### DIRECTIONS
All of the records below should be output exactly.

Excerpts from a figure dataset

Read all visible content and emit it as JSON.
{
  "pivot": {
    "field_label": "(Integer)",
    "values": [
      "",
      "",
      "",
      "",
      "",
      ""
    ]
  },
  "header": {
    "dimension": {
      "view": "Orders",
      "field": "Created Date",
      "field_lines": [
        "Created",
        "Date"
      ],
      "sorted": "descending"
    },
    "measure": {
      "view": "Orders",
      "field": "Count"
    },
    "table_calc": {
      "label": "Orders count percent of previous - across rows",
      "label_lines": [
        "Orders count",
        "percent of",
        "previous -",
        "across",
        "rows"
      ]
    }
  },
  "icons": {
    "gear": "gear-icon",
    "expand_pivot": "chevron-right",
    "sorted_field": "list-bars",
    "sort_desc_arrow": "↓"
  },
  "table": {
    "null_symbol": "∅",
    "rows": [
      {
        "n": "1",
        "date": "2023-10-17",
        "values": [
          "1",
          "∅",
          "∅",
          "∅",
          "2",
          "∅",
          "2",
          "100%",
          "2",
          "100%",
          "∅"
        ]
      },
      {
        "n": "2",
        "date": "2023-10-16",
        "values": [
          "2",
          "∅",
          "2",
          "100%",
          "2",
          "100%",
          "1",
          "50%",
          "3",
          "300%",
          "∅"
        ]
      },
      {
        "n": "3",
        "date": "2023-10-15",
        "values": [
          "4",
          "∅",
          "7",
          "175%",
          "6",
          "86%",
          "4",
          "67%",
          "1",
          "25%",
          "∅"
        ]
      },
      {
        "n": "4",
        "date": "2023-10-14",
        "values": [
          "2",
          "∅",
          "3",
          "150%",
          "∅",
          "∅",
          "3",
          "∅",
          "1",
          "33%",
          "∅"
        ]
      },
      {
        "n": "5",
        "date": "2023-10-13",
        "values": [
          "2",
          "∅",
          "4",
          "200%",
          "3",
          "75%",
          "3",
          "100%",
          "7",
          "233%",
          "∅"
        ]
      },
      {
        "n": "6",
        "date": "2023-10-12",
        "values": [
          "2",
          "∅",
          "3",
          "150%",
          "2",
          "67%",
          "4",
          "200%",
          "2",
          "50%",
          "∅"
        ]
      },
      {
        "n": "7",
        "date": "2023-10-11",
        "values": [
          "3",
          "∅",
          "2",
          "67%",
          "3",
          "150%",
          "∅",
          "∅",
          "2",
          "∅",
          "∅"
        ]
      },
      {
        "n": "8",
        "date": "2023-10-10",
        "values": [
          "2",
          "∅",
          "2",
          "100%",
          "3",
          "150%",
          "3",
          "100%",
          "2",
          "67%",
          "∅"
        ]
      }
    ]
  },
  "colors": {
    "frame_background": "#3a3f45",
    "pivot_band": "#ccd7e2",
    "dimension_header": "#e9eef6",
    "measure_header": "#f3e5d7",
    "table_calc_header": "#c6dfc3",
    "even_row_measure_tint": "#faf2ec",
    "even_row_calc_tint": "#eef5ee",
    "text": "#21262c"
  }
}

### THE RESPONSE
Read all visible content and emit it as JSON.
{
  "pivot": {
    "field_label": "(Integer)",
    "values": [
      "",
      "",
      "",
      "",
      "",
      ""
    ]
  },
  "header": {
    "dimension": {
      "view": "Orders",
      "field": "Created Date",
      "field_lines": [
        "Created",
        "Date"
      ],
      "sorted": "descending"
    },
    "measure": {
      "view": "Orders",
      "field": "Count"
    },
    "table_calc": {
      "label": "Orders count percent of previous - across rows",
      "label_lines": [
        "Orders count",
        "percent of",
        "previous -",
        "across",
        "rows"
      ]
    }
  },
  "icons": {
    "gear": "gear-icon",
    "expand_pivot": "chevron-right",
    "sorted_field": "list-bars",
    "sort_desc_arrow": "↓"
  },
  "table": {
    "null_symbol": "∅",
    "rows": [
      {
        "n": "1",
        "date": "2023-10-17",
        "values": [
          "1",
          "∅",
          "∅",
          "∅",
          "2",
          "∅",
          "2",
          "100%",
          "2",
          "100%",
          "∅"
        ]
      },
      {
        "n": "2",
        "date": "2023-10-16",
        "values": [
          "2",
          "∅",
          "2",
          "100%",
          "2",
          "100%",
          "1",
          "50%",
          "3",
          "300%",
          "∅"
        ]
      },
      {
        "n": "3",
        "date": "2023-10-15",
        "values": [
          "4",
          "∅",
          "7",
          "175%",
          "6",
          "86%",
          "4",
          "67%",
          "1",
          "25%",
          "∅"
        ]
      },
      {
        "n": "4",
        "date": "2023-10-14",
        "values": [
          "2",
          "∅",
          "3",
          "150%",
          "∅",
          "∅",
          "3",
          "∅",
          "1",
          "33%",
          "∅"
        ]
      },
      {
        "n": "5",
        "date": "2023-10-13",
        "values": [
          "2",
          "∅",
          "4",
          "200%",
          "3",
          "75%",
          "3",
          "100%",
          "7",
          "233%",
          "∅"
        ]
      },
      {
        "n": "6",
        "date": "2023-10-12",
        "values": [
          "2",
          "∅",
          "3",
          "150%",
          "2",
          "67%",
          "4",
          "200%",
          "2",
          "50%",
          "∅"
        ]
      },
      {
        "n": "7",
        "date": "2023-10-11",
        "values": [
          "3",
          "∅",
          "2",
          "67%",
          "3",
          "150%",
          "∅",
          "∅",
          "2",
          "∅",
          "∅"
        ]
      },
      {
        "n": "8",
        "date": "2023-10-10",
        "values": [
          "2",
          "∅",
          "2",
          "100%",
          "3",
          "150%",
          "3",
          "100%",
          "2",
          "67%",
          "∅"
        ]
      }
    ]
  },
  "colors": {
    "frame_background": "#3a3f45",
    "pivot_band": "#ccd7e2",
    "dimension_header": "#e9eef6",
    "measure_header": "#f3e5d7",
    "table_calc_header": "#c6dfc3",
    "even_row_measure_tint": "#faf2ec",
    "even_row_calc_tint": "#eef5ee",
    "text": "#21262c"
  }
}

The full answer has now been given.